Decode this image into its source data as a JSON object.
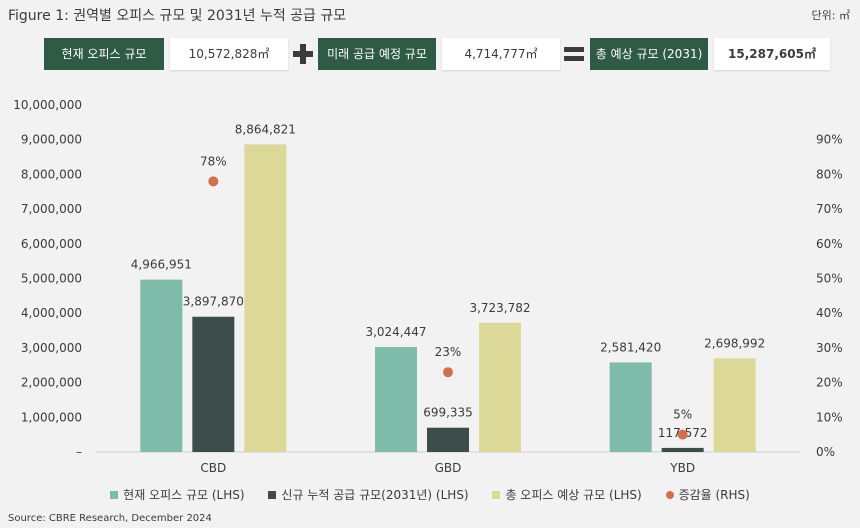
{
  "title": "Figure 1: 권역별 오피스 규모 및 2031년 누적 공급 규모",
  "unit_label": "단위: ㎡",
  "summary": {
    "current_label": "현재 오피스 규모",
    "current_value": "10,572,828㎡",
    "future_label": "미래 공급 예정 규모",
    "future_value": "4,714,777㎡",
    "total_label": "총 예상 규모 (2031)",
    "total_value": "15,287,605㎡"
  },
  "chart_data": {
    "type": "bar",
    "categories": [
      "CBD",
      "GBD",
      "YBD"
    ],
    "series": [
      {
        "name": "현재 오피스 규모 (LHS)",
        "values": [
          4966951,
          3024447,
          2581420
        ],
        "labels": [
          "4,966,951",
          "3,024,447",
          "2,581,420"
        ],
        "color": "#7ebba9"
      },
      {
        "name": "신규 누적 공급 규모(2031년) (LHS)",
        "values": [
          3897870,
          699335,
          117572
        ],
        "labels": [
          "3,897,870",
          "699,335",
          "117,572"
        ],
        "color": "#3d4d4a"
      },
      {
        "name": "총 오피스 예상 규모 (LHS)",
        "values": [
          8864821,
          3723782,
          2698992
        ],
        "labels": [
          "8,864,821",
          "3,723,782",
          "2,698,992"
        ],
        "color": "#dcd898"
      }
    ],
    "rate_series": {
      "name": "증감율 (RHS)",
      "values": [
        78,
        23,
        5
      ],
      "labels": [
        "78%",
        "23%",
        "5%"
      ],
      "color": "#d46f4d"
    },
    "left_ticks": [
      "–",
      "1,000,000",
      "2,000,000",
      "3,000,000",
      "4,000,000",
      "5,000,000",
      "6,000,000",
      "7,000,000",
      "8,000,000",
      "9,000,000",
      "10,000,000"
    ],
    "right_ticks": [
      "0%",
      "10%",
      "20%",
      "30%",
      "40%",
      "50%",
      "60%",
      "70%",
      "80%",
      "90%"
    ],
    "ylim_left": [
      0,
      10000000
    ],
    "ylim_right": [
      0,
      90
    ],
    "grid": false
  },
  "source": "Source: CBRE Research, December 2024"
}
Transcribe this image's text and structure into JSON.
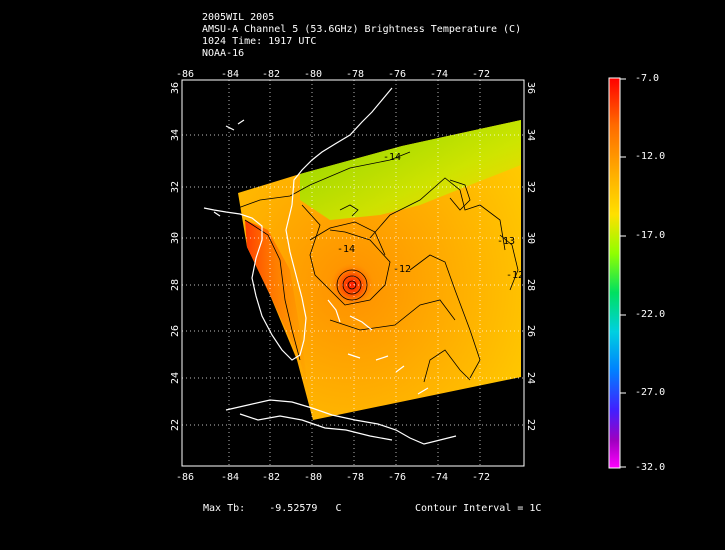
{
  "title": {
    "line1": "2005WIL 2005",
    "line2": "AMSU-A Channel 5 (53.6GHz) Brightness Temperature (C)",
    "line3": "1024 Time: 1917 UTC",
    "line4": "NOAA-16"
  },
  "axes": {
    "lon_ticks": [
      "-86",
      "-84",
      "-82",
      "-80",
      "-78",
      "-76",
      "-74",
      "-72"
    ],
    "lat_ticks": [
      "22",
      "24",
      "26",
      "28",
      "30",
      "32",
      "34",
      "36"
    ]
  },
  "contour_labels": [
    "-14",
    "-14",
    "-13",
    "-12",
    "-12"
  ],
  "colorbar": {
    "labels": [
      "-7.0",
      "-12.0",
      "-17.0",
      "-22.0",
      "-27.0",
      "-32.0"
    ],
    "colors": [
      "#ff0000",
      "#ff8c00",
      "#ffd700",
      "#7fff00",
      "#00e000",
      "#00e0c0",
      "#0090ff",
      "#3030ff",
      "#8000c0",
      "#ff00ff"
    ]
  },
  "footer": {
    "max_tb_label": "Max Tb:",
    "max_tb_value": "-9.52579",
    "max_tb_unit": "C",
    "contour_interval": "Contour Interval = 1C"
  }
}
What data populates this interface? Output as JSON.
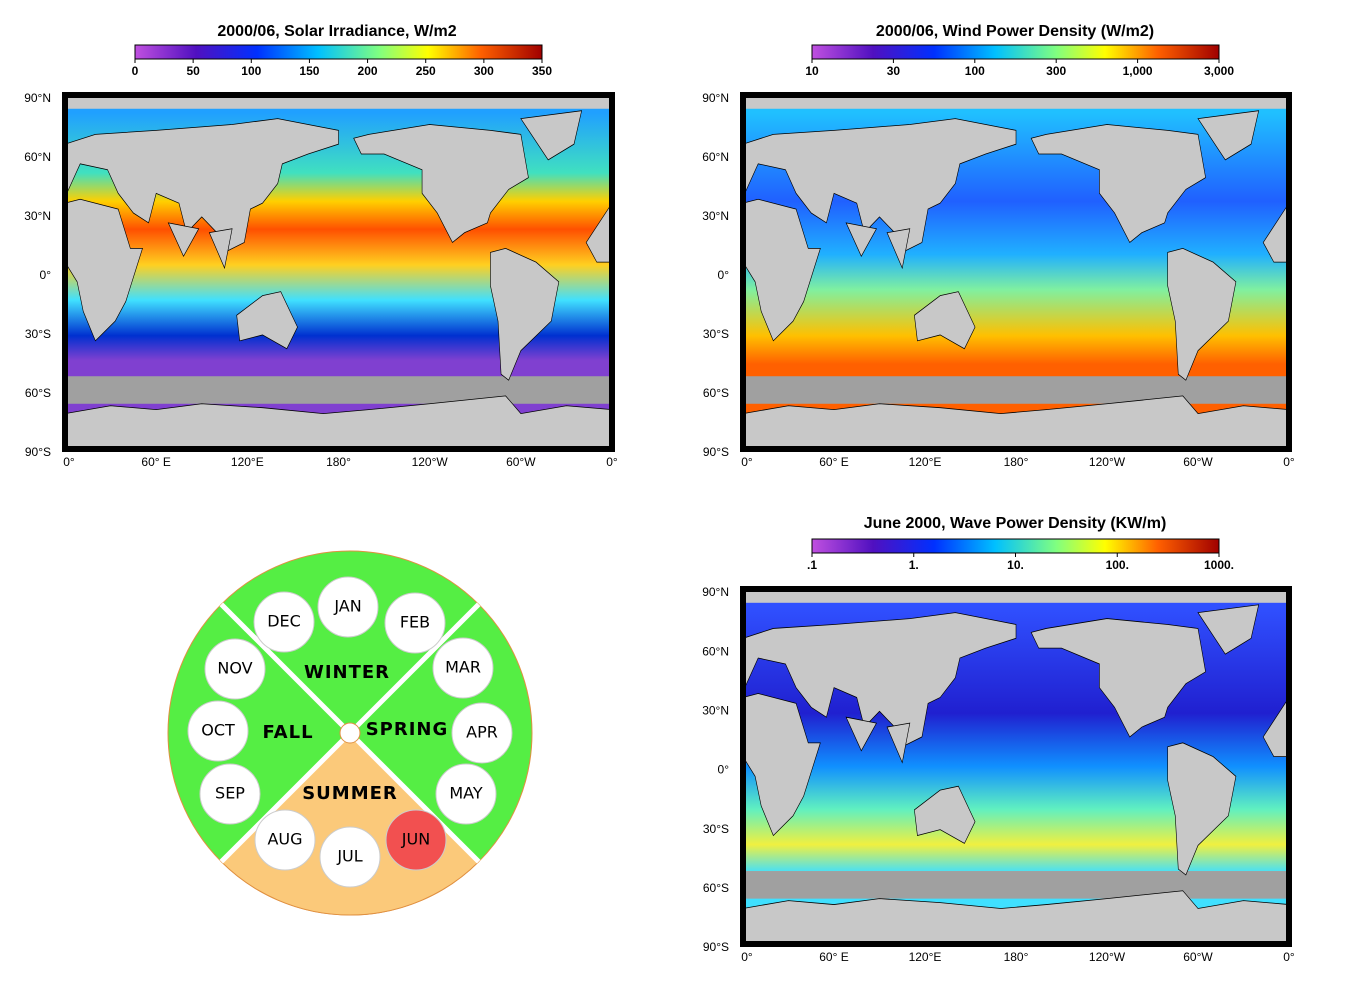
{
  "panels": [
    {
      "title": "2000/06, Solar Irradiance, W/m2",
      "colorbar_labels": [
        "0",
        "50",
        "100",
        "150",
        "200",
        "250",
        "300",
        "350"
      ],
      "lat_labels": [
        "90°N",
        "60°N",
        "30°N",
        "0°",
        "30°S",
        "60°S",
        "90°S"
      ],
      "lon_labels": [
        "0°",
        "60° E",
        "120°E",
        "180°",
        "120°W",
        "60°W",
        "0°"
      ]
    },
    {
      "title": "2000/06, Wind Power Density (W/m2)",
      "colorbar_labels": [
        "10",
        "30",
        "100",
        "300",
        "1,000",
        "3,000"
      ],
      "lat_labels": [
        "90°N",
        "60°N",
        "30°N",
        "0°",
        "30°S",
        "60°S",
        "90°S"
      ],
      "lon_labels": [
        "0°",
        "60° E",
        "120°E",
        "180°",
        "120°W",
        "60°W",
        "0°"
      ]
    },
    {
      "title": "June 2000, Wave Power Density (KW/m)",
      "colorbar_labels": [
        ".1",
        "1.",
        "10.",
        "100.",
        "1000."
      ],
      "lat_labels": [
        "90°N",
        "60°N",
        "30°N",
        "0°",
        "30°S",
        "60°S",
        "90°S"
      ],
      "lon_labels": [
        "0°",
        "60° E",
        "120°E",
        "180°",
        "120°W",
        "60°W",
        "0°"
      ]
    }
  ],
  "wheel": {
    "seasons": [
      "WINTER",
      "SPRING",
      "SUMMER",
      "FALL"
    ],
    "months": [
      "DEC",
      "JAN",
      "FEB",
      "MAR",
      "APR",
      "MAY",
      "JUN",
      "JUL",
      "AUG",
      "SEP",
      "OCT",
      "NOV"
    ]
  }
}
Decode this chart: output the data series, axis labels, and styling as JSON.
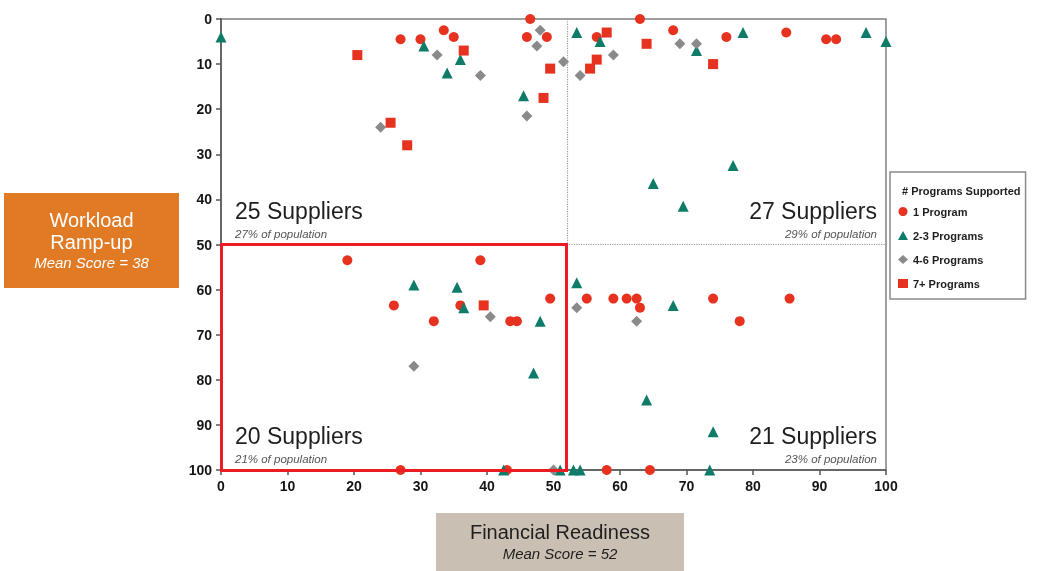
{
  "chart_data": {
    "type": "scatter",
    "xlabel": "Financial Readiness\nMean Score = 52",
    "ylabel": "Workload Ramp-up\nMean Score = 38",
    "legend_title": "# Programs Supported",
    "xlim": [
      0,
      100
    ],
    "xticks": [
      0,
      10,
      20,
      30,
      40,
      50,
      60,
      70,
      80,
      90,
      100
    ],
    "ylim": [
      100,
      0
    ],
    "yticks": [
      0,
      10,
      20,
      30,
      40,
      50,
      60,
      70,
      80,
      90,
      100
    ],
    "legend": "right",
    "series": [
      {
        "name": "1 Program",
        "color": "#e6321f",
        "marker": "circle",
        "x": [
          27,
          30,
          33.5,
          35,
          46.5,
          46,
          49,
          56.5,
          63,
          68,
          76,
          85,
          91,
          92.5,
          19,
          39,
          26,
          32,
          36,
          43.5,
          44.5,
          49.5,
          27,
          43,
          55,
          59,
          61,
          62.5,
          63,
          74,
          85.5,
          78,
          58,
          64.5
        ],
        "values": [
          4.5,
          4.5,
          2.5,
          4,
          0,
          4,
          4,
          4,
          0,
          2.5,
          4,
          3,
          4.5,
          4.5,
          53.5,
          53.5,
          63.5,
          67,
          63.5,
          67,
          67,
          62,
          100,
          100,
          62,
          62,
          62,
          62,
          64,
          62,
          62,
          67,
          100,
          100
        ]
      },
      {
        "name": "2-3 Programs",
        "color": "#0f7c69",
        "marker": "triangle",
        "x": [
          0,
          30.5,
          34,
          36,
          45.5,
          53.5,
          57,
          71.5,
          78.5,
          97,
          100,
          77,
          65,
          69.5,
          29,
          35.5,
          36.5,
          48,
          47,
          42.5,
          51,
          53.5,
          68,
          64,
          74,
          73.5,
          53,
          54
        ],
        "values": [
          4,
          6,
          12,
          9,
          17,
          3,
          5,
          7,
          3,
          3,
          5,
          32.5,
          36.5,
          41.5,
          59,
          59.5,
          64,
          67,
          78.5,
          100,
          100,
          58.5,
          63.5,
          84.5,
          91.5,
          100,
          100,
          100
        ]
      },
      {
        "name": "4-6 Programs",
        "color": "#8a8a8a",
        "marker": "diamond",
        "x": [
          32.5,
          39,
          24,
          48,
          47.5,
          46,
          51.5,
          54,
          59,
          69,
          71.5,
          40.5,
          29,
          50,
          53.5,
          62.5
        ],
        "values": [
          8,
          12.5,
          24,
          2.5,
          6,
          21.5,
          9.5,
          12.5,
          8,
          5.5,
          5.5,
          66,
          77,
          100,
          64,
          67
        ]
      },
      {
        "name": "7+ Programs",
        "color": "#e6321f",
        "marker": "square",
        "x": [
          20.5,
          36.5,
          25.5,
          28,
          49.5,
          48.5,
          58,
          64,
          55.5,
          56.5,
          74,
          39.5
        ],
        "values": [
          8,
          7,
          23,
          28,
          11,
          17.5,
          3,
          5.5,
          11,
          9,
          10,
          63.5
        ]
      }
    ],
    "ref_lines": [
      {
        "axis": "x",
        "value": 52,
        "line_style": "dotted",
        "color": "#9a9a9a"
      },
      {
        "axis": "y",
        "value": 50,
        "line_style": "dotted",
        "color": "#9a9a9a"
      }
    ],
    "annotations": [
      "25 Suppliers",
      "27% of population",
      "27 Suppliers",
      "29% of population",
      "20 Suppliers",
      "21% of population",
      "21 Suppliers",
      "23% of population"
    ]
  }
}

● **To do**: Identify and copy the lines holding the word "name".

● **Complete output**:
        "name": "현재 오피스 규모 (LHS)",
        "name": "신규 누적 공급 규모(2031년) (LHS)",
        "name": "총 오피스 예상 규모 (LHS)",
      "name": "증감율 (RHS)",
        "name": "1 Program",
        "name": "2-3 Programs",
        "name": "4-6 Programs",
        "name": "7+ Programs",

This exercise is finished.